## WORK TASK A
Duplicate the stretch of the pothole-claim article below from "You Have One" through "is not forgiving.".
## WORK TASK B
According to the pothole-claim article below, within what period must a written notice of claim be presented to the proper governmental entity under 51 O.S. § 156(B)?
## WORK TASK C
Decide whether each statement agrees with the pothole-claim article below, answering yes or no and quoting the words that settle it. (i) The one-year clock begins on the date the injured person realized the city was responsible. (ii) In Elledge v. Stillwater Medical Center, the plaintiff's claim was dismissed because he missed the one-year notice deadline. (iii) Cities in Oklahoma are automatically liable for every pothole.

--- TEXT SECTION Enclosed Below ---

Can I Sue the City If I Was Injured in a Pothole Accident in Oklahoma?

You hit the pothole at 50 miles per hour on Northwest Expressway. Your wheel blew, the car veered, and you ended up in the ER with a broken foot and a totaled vehicle. The pothole was so deep it had scraped the oil pan off the car in front of you. You think the city knew, should have fixed it, and owes you for what happened.

You might be right. But suing a city in Oklahoma is fundamentally different from suing another driver, and the deadlines that kill these cases run far shorter than most people realize.

You Have One Year, Not Two

Oklahoma’s Governmental Tort Claims Act, codified at 51 O.S. §§ 151-172, governs every lawsuit against the state, counties, and cities. The rules are not the rules you know from ordinary accident cases.

Under 51 O.S. § 156(B), you must present a written notice of claim to the proper governmental entity within one year of the date of loss. Miss that one-year deadline and your claim is forever barred, regardless of whether Oklahoma’s ordinary two-year statute of limitations would have given you more time.

In Elledge v. Stillwater Medical Center, 2003 OK CIV APP 6, the Oklahoma Court of Civil Appeals enforced this rule strictly. The plaintiff’s medical malpractice claim against a municipal hospital was dismissed because he missed the one-year notice deadline. The court made it clear: the Governmental Tort Claims Act is not forgiving.

The one-year clock starts on the date of the accident, not the date you realized the city was responsible. If you suspect a city, county, or state roadway is involved in your crash, you cannot wait.

Proving the City Had Notice of the Defect

Cities in Oklahoma are not automatically liable for every pothole. The legal standard requires that the city had actual or constructive notice of the dangerous condition and failed to repair it within a reasonable time.

--- End of Enclosed TEXT SECTION ---
--- EXTRACTED DATA Enclosed Below ---

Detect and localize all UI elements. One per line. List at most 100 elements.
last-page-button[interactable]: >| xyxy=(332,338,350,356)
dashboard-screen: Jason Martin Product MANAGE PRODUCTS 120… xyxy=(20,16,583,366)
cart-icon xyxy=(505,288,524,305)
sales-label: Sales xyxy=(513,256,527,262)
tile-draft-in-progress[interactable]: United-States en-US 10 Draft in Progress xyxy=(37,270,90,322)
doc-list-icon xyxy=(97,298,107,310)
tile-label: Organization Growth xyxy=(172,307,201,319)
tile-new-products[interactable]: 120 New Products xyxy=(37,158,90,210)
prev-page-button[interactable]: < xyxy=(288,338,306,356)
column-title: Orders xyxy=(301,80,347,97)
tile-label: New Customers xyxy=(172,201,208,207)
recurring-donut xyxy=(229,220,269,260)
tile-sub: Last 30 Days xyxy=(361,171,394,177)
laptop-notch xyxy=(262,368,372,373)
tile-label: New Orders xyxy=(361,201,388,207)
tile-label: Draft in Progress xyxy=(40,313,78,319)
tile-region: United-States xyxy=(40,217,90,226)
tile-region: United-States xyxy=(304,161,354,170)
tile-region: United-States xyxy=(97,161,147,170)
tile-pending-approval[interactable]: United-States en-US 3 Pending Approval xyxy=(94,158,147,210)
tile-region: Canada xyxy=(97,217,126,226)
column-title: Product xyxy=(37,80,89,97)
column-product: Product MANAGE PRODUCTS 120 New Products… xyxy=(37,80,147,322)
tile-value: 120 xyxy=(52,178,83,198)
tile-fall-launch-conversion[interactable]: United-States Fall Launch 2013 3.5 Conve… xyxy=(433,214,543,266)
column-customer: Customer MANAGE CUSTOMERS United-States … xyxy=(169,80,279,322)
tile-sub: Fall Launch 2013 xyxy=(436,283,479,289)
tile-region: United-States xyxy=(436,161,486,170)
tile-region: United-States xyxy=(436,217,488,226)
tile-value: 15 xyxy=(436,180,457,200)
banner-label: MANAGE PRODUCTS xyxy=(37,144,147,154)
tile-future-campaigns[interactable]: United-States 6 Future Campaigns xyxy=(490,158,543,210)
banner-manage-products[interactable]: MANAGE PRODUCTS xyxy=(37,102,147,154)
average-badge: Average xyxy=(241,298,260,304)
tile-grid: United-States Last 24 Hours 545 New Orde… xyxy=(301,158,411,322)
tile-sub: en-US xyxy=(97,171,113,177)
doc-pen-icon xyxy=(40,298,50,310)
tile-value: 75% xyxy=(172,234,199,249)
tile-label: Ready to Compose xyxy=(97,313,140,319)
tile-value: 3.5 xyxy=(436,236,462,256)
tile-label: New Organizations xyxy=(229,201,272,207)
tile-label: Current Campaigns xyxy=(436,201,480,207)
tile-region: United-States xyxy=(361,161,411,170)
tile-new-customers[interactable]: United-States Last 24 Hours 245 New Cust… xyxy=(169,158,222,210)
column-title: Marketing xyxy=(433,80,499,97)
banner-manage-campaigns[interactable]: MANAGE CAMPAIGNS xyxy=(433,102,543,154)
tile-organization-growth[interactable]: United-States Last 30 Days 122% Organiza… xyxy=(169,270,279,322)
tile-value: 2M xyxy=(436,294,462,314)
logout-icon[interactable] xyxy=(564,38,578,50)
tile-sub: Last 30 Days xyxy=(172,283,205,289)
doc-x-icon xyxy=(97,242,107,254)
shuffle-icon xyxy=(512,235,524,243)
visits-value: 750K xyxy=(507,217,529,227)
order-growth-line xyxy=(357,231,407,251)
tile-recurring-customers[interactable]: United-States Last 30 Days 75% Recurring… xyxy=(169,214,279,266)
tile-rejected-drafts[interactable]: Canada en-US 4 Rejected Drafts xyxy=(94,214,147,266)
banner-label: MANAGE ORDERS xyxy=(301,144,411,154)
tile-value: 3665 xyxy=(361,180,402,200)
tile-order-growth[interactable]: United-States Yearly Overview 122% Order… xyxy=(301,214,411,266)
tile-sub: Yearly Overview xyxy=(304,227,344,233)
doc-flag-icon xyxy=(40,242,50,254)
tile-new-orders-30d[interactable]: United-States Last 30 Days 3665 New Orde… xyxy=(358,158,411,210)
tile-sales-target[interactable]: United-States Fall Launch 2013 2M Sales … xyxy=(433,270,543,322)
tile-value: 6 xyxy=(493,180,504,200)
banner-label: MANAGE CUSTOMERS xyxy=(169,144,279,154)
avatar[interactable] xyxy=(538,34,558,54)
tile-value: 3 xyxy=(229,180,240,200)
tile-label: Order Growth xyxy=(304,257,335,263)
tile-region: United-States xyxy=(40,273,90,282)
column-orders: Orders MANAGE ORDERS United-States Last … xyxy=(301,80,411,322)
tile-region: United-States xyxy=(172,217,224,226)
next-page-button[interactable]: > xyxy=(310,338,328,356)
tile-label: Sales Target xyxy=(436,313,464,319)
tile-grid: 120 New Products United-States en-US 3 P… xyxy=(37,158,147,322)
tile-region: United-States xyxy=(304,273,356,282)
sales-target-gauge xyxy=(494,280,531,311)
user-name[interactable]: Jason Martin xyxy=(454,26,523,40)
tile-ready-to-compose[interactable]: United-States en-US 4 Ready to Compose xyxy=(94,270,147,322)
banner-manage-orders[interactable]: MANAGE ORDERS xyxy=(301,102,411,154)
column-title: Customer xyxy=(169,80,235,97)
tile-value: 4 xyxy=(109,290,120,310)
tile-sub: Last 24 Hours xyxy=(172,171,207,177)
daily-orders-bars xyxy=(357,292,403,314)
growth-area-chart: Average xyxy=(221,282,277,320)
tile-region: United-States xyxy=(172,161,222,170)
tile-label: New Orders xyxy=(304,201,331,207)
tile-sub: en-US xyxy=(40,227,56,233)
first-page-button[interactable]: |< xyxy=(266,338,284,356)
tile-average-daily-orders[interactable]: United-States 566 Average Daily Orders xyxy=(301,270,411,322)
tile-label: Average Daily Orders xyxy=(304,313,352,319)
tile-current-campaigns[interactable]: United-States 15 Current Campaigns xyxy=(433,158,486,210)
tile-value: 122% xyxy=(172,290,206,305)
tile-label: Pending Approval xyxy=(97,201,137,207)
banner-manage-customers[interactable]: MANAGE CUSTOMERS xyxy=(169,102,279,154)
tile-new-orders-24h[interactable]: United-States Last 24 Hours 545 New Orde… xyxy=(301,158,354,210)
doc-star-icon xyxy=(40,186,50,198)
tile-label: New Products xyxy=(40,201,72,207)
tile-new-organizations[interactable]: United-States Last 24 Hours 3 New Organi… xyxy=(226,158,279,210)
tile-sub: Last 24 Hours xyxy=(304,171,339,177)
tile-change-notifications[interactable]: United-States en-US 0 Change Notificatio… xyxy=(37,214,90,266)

--- End of Enclosed EXTRACTED DATA ---

## EXPECTED OUTPUT A
You Have One Year, Not Two

Oklahoma’s Governmental Tort Claims Act, codified at 51 O.S. §§ 151-172, governs every lawsuit against the state, counties, and cities. The rules are not the rules you know from ordinary accident cases.

Under 51 O.S. § 156(B), you must present a written notice of claim to the proper governmental entity within one year of the date of loss. Miss that one-year deadline and your claim is forever barred, regardless of whether Oklahoma’s ordinary two-year statute of limitations would have given you more time.

In Elledge v. Stillwater Medical Center, 2003 OK CIV APP 6, the Oklahoma Court of Civil Appeals enforced this rule strictly. The plaintiff’s medical malpractice claim against a municipal hospital was dismissed because he missed the one-year notice deadline. The court made it clear: the Governmental Tort Claims Act is not forgiving.

## EXPECTED OUTPUT B
Within one year of the date of loss.

## EXPECTED OUTPUT C
(i) No: "The one-year clock starts on the date of the accident, not the date you realized the city was responsible."
(ii) Yes: "The plaintiff’s medical malpractice claim against a municipal hospital was dismissed because he missed the one-year notice deadline."
(iii) No: "Cities in Oklahoma are not automatically liable for every pothole."